MATERIALS PROVIDED

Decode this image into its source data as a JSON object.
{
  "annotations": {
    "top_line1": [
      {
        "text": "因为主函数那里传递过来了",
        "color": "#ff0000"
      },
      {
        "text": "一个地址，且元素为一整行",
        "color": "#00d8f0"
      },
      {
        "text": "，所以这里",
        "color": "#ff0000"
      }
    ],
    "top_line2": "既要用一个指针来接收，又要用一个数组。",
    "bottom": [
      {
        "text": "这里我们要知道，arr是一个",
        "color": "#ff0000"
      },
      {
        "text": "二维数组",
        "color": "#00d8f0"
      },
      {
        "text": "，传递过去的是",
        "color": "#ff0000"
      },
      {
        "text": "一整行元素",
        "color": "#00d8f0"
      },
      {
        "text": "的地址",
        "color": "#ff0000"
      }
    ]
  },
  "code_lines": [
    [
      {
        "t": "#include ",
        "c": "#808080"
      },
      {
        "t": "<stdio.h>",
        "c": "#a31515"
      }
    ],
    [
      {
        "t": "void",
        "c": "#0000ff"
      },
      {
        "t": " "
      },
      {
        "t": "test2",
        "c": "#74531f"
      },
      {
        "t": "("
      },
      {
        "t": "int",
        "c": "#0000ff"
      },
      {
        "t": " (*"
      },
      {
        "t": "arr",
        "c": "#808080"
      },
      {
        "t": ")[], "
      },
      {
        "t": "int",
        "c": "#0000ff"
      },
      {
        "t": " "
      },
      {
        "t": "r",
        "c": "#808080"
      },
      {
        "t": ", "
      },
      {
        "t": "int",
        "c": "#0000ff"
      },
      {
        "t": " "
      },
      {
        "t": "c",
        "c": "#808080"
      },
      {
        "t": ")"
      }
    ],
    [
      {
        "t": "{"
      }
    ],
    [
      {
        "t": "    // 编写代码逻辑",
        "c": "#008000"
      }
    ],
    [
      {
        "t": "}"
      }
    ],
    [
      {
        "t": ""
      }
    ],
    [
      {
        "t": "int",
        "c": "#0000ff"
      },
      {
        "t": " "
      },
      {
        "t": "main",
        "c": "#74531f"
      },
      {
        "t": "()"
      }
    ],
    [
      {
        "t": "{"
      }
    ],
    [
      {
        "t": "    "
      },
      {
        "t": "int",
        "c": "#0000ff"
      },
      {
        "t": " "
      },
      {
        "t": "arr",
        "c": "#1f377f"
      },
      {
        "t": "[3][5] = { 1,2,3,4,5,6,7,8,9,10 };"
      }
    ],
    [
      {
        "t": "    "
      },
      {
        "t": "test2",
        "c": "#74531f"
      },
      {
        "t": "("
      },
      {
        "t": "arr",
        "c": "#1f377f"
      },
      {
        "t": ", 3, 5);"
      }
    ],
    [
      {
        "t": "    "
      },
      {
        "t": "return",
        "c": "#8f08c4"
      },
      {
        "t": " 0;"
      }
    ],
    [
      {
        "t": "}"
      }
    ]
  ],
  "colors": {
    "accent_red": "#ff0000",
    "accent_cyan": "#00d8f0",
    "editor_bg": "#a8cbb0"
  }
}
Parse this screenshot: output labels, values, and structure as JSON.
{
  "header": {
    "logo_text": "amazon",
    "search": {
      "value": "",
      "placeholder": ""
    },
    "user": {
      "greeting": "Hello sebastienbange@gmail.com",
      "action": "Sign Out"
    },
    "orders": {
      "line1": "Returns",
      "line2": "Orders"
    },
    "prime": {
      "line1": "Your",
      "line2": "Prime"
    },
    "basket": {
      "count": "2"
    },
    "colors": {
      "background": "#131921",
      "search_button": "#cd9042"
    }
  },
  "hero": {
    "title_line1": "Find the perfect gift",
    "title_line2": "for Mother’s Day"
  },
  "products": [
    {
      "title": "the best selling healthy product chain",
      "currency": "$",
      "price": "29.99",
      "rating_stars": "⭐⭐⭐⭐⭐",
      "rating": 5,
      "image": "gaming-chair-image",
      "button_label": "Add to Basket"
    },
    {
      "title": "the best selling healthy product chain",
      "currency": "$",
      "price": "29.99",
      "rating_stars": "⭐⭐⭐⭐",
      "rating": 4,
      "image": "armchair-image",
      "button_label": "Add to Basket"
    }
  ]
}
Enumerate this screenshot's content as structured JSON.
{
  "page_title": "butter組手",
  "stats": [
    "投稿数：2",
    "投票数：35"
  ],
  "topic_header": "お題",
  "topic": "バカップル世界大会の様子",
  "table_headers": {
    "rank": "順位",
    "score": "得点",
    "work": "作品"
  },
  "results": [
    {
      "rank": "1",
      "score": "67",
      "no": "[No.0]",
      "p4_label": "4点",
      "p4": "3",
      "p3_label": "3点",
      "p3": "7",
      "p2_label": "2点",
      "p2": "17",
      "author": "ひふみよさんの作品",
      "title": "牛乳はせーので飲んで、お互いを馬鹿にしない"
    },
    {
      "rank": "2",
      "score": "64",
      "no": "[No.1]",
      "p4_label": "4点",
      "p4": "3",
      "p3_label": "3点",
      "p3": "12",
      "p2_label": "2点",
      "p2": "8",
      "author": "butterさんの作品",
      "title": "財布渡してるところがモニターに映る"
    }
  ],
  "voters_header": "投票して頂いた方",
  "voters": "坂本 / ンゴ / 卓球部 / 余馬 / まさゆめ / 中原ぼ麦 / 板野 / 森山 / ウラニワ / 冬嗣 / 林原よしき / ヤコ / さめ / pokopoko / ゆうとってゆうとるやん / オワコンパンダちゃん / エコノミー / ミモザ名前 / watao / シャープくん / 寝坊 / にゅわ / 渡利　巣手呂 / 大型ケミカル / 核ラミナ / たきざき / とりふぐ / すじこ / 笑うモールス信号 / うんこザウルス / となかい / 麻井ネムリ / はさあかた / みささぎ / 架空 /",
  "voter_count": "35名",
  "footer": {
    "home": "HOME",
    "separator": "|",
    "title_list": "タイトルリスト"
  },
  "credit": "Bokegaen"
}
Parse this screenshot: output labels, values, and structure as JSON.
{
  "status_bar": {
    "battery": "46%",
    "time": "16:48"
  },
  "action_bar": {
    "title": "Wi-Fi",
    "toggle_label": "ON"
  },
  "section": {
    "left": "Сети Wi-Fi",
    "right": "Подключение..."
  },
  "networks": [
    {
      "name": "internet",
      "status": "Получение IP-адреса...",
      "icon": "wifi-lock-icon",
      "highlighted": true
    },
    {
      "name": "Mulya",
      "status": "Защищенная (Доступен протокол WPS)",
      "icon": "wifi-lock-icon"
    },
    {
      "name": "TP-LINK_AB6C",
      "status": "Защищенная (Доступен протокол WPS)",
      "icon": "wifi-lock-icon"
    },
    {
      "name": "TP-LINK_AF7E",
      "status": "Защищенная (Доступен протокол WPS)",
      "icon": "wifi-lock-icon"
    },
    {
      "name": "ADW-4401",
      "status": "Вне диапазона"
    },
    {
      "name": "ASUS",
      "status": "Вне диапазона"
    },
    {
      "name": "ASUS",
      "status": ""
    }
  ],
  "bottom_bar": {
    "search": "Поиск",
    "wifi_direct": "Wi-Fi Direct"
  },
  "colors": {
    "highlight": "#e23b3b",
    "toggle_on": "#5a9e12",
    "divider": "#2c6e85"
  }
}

WORK INSTRUCTIONS
Every entry needs to be retyped exactly.

TASK RESPONSE
Decode this image into its source data as a JSON object.
{
  "annotations": {
    "top_line1": [
      {
        "text": "因为主函数那里传递过来了",
        "color": "#ff0000"
      },
      {
        "text": "一个地址，且元素为一整行",
        "color": "#00d8f0"
      },
      {
        "text": "，所以这里",
        "color": "#ff0000"
      }
    ],
    "top_line2": "既要用一个指针来接收，又要用一个数组。",
    "bottom": [
      {
        "text": "这里我们要知道，arr是一个",
        "color": "#ff0000"
      },
      {
        "text": "二维数组",
        "color": "#00d8f0"
      },
      {
        "text": "，传递过去的是",
        "color": "#ff0000"
      },
      {
        "text": "一整行元素",
        "color": "#00d8f0"
      },
      {
        "text": "的地址",
        "color": "#ff0000"
      }
    ]
  },
  "code_lines": [
    [
      {
        "t": "#include ",
        "c": "#808080"
      },
      {
        "t": "<stdio.h>",
        "c": "#a31515"
      }
    ],
    [
      {
        "t": "void",
        "c": "#0000ff"
      },
      {
        "t": " "
      },
      {
        "t": "test2",
        "c": "#74531f"
      },
      {
        "t": "("
      },
      {
        "t": "int",
        "c": "#0000ff"
      },
      {
        "t": " (*"
      },
      {
        "t": "arr",
        "c": "#808080"
      },
      {
        "t": ")[], "
      },
      {
        "t": "int",
        "c": "#0000ff"
      },
      {
        "t": " "
      },
      {
        "t": "r",
        "c": "#808080"
      },
      {
        "t": ", "
      },
      {
        "t": "int",
        "c": "#0000ff"
      },
      {
        "t": " "
      },
      {
        "t": "c",
        "c": "#808080"
      },
      {
        "t": ")"
      }
    ],
    [
      {
        "t": "{"
      }
    ],
    [
      {
        "t": "    // 编写代码逻辑",
        "c": "#008000"
      }
    ],
    [
      {
        "t": "}"
      }
    ],
    [
      {
        "t": ""
      }
    ],
    [
      {
        "t": "int",
        "c": "#0000ff"
      },
      {
        "t": " "
      },
      {
        "t": "main",
        "c": "#74531f"
      },
      {
        "t": "()"
      }
    ],
    [
      {
        "t": "{"
      }
    ],
    [
      {
        "t": "    "
      },
      {
        "t": "int",
        "c": "#0000ff"
      },
      {
        "t": " "
      },
      {
        "t": "arr",
        "c": "#1f377f"
      },
      {
        "t": "[3][5] = { 1,2,3,4,5,6,7,8,9,10 };"
      }
    ],
    [
      {
        "t": "    "
      },
      {
        "t": "test2",
        "c": "#74531f"
      },
      {
        "t": "("
      },
      {
        "t": "arr",
        "c": "#1f377f"
      },
      {
        "t": ", 3, 5);"
      }
    ],
    [
      {
        "t": "    "
      },
      {
        "t": "return",
        "c": "#8f08c4"
      },
      {
        "t": " 0;"
      }
    ],
    [
      {
        "t": "}"
      }
    ]
  ],
  "colors": {
    "accent_red": "#ff0000",
    "accent_cyan": "#00d8f0",
    "editor_bg": "#a8cbb0"
  }
}
Parse this screenshot: output labels, values, and structure as JSON.
{
  "header": {
    "logo_text": "amazon",
    "search": {
      "value": "",
      "placeholder": ""
    },
    "user": {
      "greeting": "Hello sebastienbange@gmail.com",
      "action": "Sign Out"
    },
    "orders": {
      "line1": "Returns",
      "line2": "Orders"
    },
    "prime": {
      "line1": "Your",
      "line2": "Prime"
    },
    "basket": {
      "count": "2"
    },
    "colors": {
      "background": "#131921",
      "search_button": "#cd9042"
    }
  },
  "hero": {
    "title_line1": "Find the perfect gift",
    "title_line2": "for Mother’s Day"
  },
  "products": [
    {
      "title": "the best selling healthy product chain",
      "currency": "$",
      "price": "29.99",
      "rating_stars": "⭐⭐⭐⭐⭐",
      "rating": 5,
      "image": "gaming-chair-image",
      "button_label": "Add to Basket"
    },
    {
      "title": "the best selling healthy product chain",
      "currency": "$",
      "price": "29.99",
      "rating_stars": "⭐⭐⭐⭐",
      "rating": 4,
      "image": "armchair-image",
      "button_label": "Add to Basket"
    }
  ]
}
Enumerate this screenshot's content as structured JSON.
{
  "page_title": "butter組手",
  "stats": [
    "投稿数：2",
    "投票数：35"
  ],
  "topic_header": "お題",
  "topic": "バカップル世界大会の様子",
  "table_headers": {
    "rank": "順位",
    "score": "得点",
    "work": "作品"
  },
  "results": [
    {
      "rank": "1",
      "score": "67",
      "no": "[No.0]",
      "p4_label": "4点",
      "p4": "3",
      "p3_label": "3点",
      "p3": "7",
      "p2_label": "2点",
      "p2": "17",
      "author": "ひふみよさんの作品",
      "title": "牛乳はせーので飲んで、お互いを馬鹿にしない"
    },
    {
      "rank": "2",
      "score": "64",
      "no": "[No.1]",
      "p4_label": "4点",
      "p4": "3",
      "p3_label": "3点",
      "p3": "12",
      "p2_label": "2点",
      "p2": "8",
      "author": "butterさんの作品",
      "title": "財布渡してるところがモニターに映る"
    }
  ],
  "voters_header": "投票して頂いた方",
  "voters": "坂本 / ンゴ / 卓球部 / 余馬 / まさゆめ / 中原ぼ麦 / 板野 / 森山 / ウラニワ / 冬嗣 / 林原よしき / ヤコ / さめ / pokopoko / ゆうとってゆうとるやん / オワコンパンダちゃん / エコノミー / ミモザ名前 / watao / シャープくん / 寝坊 / にゅわ / 渡利　巣手呂 / 大型ケミカル / 核ラミナ / たきざき / とりふぐ / すじこ / 笑うモールス信号 / うんこザウルス / となかい / 麻井ネムリ / はさあかた / みささぎ / 架空 /",
  "voter_count": "35名",
  "footer": {
    "home": "HOME",
    "separator": "|",
    "title_list": "タイトルリスト"
  },
  "credit": "Bokegaen"
}
Parse this screenshot: output labels, values, and structure as JSON.
{
  "status_bar": {
    "battery": "46%",
    "time": "16:48"
  },
  "action_bar": {
    "title": "Wi-Fi",
    "toggle_label": "ON"
  },
  "section": {
    "left": "Сети Wi-Fi",
    "right": "Подключение..."
  },
  "networks": [
    {
      "name": "internet",
      "status": "Получение IP-адреса...",
      "icon": "wifi-lock-icon",
      "highlighted": true
    },
    {
      "name": "Mulya",
      "status": "Защищенная (Доступен протокол WPS)",
      "icon": "wifi-lock-icon"
    },
    {
      "name": "TP-LINK_AB6C",
      "status": "Защищенная (Доступен протокол WPS)",
      "icon": "wifi-lock-icon"
    },
    {
      "name": "TP-LINK_AF7E",
      "status": "Защищенная (Доступен протокол WPS)",
      "icon": "wifi-lock-icon"
    },
    {
      "name": "ADW-4401",
      "status": "Вне диапазона"
    },
    {
      "name": "ASUS",
      "status": "Вне диапазона"
    },
    {
      "name": "ASUS",
      "status": ""
    }
  ],
  "bottom_bar": {
    "search": "Поиск",
    "wifi_direct": "Wi-Fi Direct"
  },
  "colors": {
    "highlight": "#e23b3b",
    "toggle_on": "#5a9e12",
    "divider": "#2c6e85"
  }
}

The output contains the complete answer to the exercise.